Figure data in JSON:
· · ·
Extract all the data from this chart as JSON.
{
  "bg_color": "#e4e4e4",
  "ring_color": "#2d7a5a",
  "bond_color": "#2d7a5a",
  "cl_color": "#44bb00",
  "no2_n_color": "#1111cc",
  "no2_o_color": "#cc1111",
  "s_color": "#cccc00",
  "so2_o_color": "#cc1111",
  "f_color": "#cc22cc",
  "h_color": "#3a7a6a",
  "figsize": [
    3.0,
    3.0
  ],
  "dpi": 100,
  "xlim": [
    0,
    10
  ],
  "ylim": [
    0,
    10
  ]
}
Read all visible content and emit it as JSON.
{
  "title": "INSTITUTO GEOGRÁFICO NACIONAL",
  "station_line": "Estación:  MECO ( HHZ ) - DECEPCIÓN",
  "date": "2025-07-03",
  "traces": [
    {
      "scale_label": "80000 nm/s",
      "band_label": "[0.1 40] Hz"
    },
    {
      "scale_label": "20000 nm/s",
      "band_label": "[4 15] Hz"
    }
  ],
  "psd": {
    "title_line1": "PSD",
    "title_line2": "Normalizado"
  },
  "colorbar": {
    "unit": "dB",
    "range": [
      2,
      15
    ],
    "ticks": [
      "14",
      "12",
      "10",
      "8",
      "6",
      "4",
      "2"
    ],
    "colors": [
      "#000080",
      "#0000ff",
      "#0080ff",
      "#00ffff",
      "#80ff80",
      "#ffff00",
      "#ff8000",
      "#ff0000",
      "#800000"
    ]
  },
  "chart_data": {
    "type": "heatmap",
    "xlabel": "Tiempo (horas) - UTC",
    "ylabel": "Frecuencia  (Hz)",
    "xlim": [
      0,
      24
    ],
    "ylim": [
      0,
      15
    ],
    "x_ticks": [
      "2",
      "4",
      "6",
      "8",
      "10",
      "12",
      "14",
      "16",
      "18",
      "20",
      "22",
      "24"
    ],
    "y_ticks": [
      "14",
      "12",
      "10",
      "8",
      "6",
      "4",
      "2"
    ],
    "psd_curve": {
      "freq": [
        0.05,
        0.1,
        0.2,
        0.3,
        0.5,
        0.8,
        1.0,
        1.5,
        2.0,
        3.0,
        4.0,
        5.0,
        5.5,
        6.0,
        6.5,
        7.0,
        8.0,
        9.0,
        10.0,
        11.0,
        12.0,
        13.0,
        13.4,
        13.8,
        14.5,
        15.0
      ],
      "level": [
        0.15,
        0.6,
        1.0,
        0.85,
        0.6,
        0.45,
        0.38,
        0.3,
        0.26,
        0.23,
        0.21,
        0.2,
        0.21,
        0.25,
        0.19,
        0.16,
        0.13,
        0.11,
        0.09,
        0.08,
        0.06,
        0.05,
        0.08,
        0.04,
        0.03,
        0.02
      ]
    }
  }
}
· · ·
All of the records must be retyped exactly as they are.

Extract all the data from this chart as JSON.
{
  "bg_color": "#e4e4e4",
  "ring_color": "#2d7a5a",
  "bond_color": "#2d7a5a",
  "cl_color": "#44bb00",
  "no2_n_color": "#1111cc",
  "no2_o_color": "#cc1111",
  "s_color": "#cccc00",
  "so2_o_color": "#cc1111",
  "f_color": "#cc22cc",
  "h_color": "#3a7a6a",
  "figsize": [
    3.0,
    3.0
  ],
  "dpi": 100,
  "xlim": [
    0,
    10
  ],
  "ylim": [
    0,
    10
  ]
}
Read all visible content and emit it as JSON.
{
  "title": "INSTITUTO GEOGRÁFICO NACIONAL",
  "station_line": "Estación:  MECO ( HHZ ) - DECEPCIÓN",
  "date": "2025-07-03",
  "traces": [
    {
      "scale_label": "80000 nm/s",
      "band_label": "[0.1 40] Hz"
    },
    {
      "scale_label": "20000 nm/s",
      "band_label": "[4 15] Hz"
    }
  ],
  "psd": {
    "title_line1": "PSD",
    "title_line2": "Normalizado"
  },
  "colorbar": {
    "unit": "dB",
    "range": [
      2,
      15
    ],
    "ticks": [
      "14",
      "12",
      "10",
      "8",
      "6",
      "4",
      "2"
    ],
    "colors": [
      "#000080",
      "#0000ff",
      "#0080ff",
      "#00ffff",
      "#80ff80",
      "#ffff00",
      "#ff8000",
      "#ff0000",
      "#800000"
    ]
  },
  "chart_data": {
    "type": "heatmap",
    "xlabel": "Tiempo (horas) - UTC",
    "ylabel": "Frecuencia  (Hz)",
    "xlim": [
      0,
      24
    ],
    "ylim": [
      0,
      15
    ],
    "x_ticks": [
      "2",
      "4",
      "6",
      "8",
      "10",
      "12",
      "14",
      "16",
      "18",
      "20",
      "22",
      "24"
    ],
    "y_ticks": [
      "14",
      "12",
      "10",
      "8",
      "6",
      "4",
      "2"
    ],
    "psd_curve": {
      "freq": [
        0.05,
        0.1,
        0.2,
        0.3,
        0.5,
        0.8,
        1.0,
        1.5,
        2.0,
        3.0,
        4.0,
        5.0,
        5.5,
        6.0,
        6.5,
        7.0,
        8.0,
        9.0,
        10.0,
        11.0,
        12.0,
        13.0,
        13.4,
        13.8,
        14.5,
        15.0
      ],
      "level": [
        0.15,
        0.6,
        1.0,
        0.85,
        0.6,
        0.45,
        0.38,
        0.3,
        0.26,
        0.23,
        0.21,
        0.2,
        0.21,
        0.25,
        0.19,
        0.16,
        0.13,
        0.11,
        0.09,
        0.08,
        0.06,
        0.05,
        0.08,
        0.04,
        0.03,
        0.02
      ]
    }
  }
}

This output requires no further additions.